[Start of Article]
Further, in an embodiment not shown, a plurality of dot-like protrusions may be arranged on the blade. A typical arrangement is to evenly distribute the dot-like protrusions on the blades. Therefore, rubbish stuck or retained between the cleaning brush and an air duct can be dragged out with the aid of the point-like protrusions, and then sent to a dust box after rotating for one circle together with the cleaning brush. The applicant found upon researching that there are often large particles of rubbish, such as sunflower seed shells and peanut shells, etc., that have always been stuck in a gap between the cleaning brush and the air duct. With the cleaning, there will be more and more large particles of rubbish retained in this gap. Therefore, the dot-like protrusions are arranged on the blades. In the process of cleaning brush rotation, the dot-like protrusions can contact and act on the rubbish stuck or retained in the gap between the cleaning brush and the air duct, and drag the rubbish out.
[End of Article]
▶ [Directive 1]
What components does the cleaning brush passage name?
▶ [Directive 2]
Can you reproduce the part of the entries that opens with the line containing "black-king-d8: ♚ bbox=[149, 69, 215, 180]" and runs through the end of the entries?
[Start of Information shown]
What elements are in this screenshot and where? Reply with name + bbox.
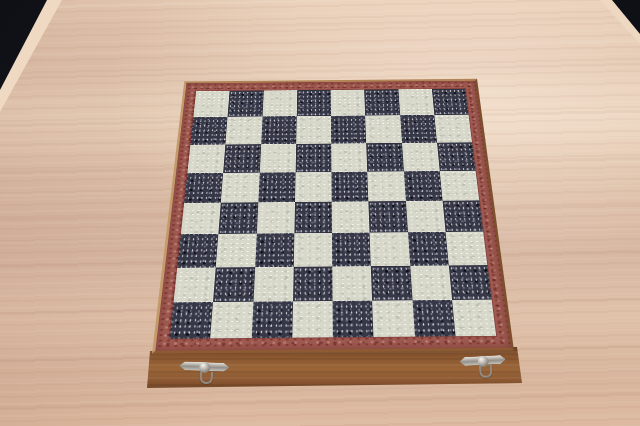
square-h6[interactable] xyxy=(437,142,476,171)
square-d2[interactable] xyxy=(293,266,333,301)
square-b4[interactable] xyxy=(219,202,258,234)
square-e4[interactable] xyxy=(332,201,370,233)
square-c5[interactable] xyxy=(258,172,295,202)
square-b8[interactable] xyxy=(228,91,264,117)
square-f6[interactable] xyxy=(366,143,403,172)
square-c7[interactable] xyxy=(261,116,297,144)
square-g4[interactable] xyxy=(405,201,445,233)
square-h7[interactable] xyxy=(434,115,472,143)
square-b5[interactable] xyxy=(221,172,259,202)
square-a4[interactable] xyxy=(181,203,221,235)
square-a1[interactable] xyxy=(170,302,214,339)
square-c8[interactable] xyxy=(262,90,297,116)
square-e1[interactable] xyxy=(333,300,374,337)
square-d4[interactable] xyxy=(294,202,332,234)
square-g6[interactable] xyxy=(402,142,440,171)
square-b1[interactable] xyxy=(210,301,253,338)
square-b2[interactable] xyxy=(213,267,254,302)
square-d7[interactable] xyxy=(296,116,331,144)
board-grid xyxy=(170,89,497,339)
square-h3[interactable] xyxy=(445,232,487,265)
square-c3[interactable] xyxy=(255,233,294,266)
square-g8[interactable] xyxy=(398,89,434,115)
square-e8[interactable] xyxy=(331,90,366,116)
clasp-hook-icon xyxy=(199,371,212,384)
metal-clasp-right[interactable] xyxy=(459,355,506,381)
square-e2[interactable] xyxy=(332,266,372,301)
square-b7[interactable] xyxy=(226,117,263,145)
square-g7[interactable] xyxy=(400,115,437,143)
square-a7[interactable] xyxy=(190,117,227,145)
square-f4[interactable] xyxy=(369,201,408,233)
square-g2[interactable] xyxy=(410,265,452,300)
square-a2[interactable] xyxy=(174,267,216,302)
square-h4[interactable] xyxy=(442,200,483,232)
square-e7[interactable] xyxy=(331,116,366,144)
metal-clasp-left[interactable] xyxy=(179,361,230,387)
square-d5[interactable] xyxy=(295,172,332,202)
chess-board xyxy=(152,79,514,354)
square-d8[interactable] xyxy=(297,90,331,116)
square-g3[interactable] xyxy=(408,232,449,265)
square-h8[interactable] xyxy=(432,89,469,115)
square-f5[interactable] xyxy=(367,171,405,201)
square-f3[interactable] xyxy=(370,232,410,265)
square-a8[interactable] xyxy=(193,91,229,117)
square-d1[interactable] xyxy=(292,301,333,338)
square-e3[interactable] xyxy=(332,233,371,266)
square-c2[interactable] xyxy=(253,266,293,301)
square-g1[interactable] xyxy=(412,300,455,337)
square-h2[interactable] xyxy=(449,265,492,300)
square-b3[interactable] xyxy=(216,234,256,267)
square-a6[interactable] xyxy=(187,144,225,173)
square-a5[interactable] xyxy=(184,173,223,203)
square-e5[interactable] xyxy=(331,171,368,201)
square-c4[interactable] xyxy=(256,202,294,234)
square-a3[interactable] xyxy=(177,234,218,267)
square-b6[interactable] xyxy=(223,144,260,173)
square-f2[interactable] xyxy=(371,265,412,300)
square-d6[interactable] xyxy=(295,143,331,172)
clasp-hook-icon xyxy=(478,365,492,379)
square-f7[interactable] xyxy=(365,115,401,143)
square-h1[interactable] xyxy=(452,299,496,336)
square-d3[interactable] xyxy=(293,233,332,266)
square-c6[interactable] xyxy=(259,144,296,173)
square-e6[interactable] xyxy=(331,143,367,172)
square-f8[interactable] xyxy=(364,89,399,115)
square-g5[interactable] xyxy=(403,171,442,201)
square-h5[interactable] xyxy=(439,171,479,201)
square-c1[interactable] xyxy=(251,301,293,338)
photo-scene xyxy=(0,0,640,426)
square-f1[interactable] xyxy=(372,300,414,337)
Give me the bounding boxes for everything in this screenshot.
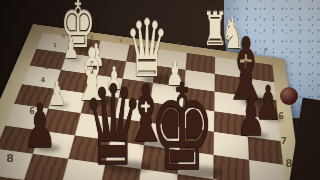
black-king-d8: ♚ bbox=[149, 69, 215, 180]
rank-label-left-2: 2 bbox=[49, 52, 53, 58]
black-pawn-h7: ♟ bbox=[23, 95, 57, 156]
rank-label-right-7: 7 bbox=[281, 137, 287, 146]
file-label-far-f: f bbox=[120, 36, 122, 42]
rank-label-right-8: 8 bbox=[286, 159, 293, 169]
captured-piece-knob bbox=[280, 87, 298, 105]
file-label-far-d: d bbox=[177, 40, 181, 46]
black-queen-f8: ♛ bbox=[82, 70, 144, 180]
rank-label-left-3: 3 bbox=[45, 64, 49, 70]
chess-board-photo: 12345678678hgfedcba ♜♚♞♟♟♛♟♟♝♝♟♟♟♝♟♛♚ bbox=[0, 0, 320, 180]
rank-label-left-4: 4 bbox=[41, 77, 46, 84]
rank-label-left-1: 1 bbox=[53, 43, 56, 48]
black-pawn-b7: ♟ bbox=[236, 90, 265, 143]
rank-label-left-8: 8 bbox=[6, 153, 14, 164]
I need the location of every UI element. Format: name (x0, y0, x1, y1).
[End of Information shown]
▶ [Expected output 1]
- Blades
- Dot-like (point-like) protrusions
- Cleaning brush
- Air duct
- Dust box

▶ [Expected output 2]
black-king-d8: ♚ bbox=[149, 69, 215, 180]
rank-label-left-2: 2 bbox=[49, 52, 53, 58]
black-pawn-h7: ♟ bbox=[23, 95, 57, 156]
rank-label-right-7: 7 bbox=[281, 137, 287, 146]
file-label-far-f: f bbox=[120, 36, 122, 42]
rank-label-right-8: 8 bbox=[286, 159, 293, 169]
captured-piece-knob bbox=[280, 87, 298, 105]
file-label-far-d: d bbox=[177, 40, 181, 46]
black-queen-f8: ♛ bbox=[82, 70, 144, 180]
rank-label-left-3: 3 bbox=[45, 64, 49, 70]
chess-board-photo: 12345678678hgfedcba ♜♚♞♟♟♛♟♟♝♝♟♟♟♝♟♛♚ bbox=[0, 0, 320, 180]
rank-label-left-4: 4 bbox=[41, 77, 46, 84]
rank-label-left-1: 1 bbox=[53, 43, 56, 48]
black-pawn-b7: ♟ bbox=[236, 90, 265, 143]
rank-label-left-8: 8 bbox=[6, 153, 14, 164]
I need the location of every UI element. Format: name (x0, y0, x1, y1).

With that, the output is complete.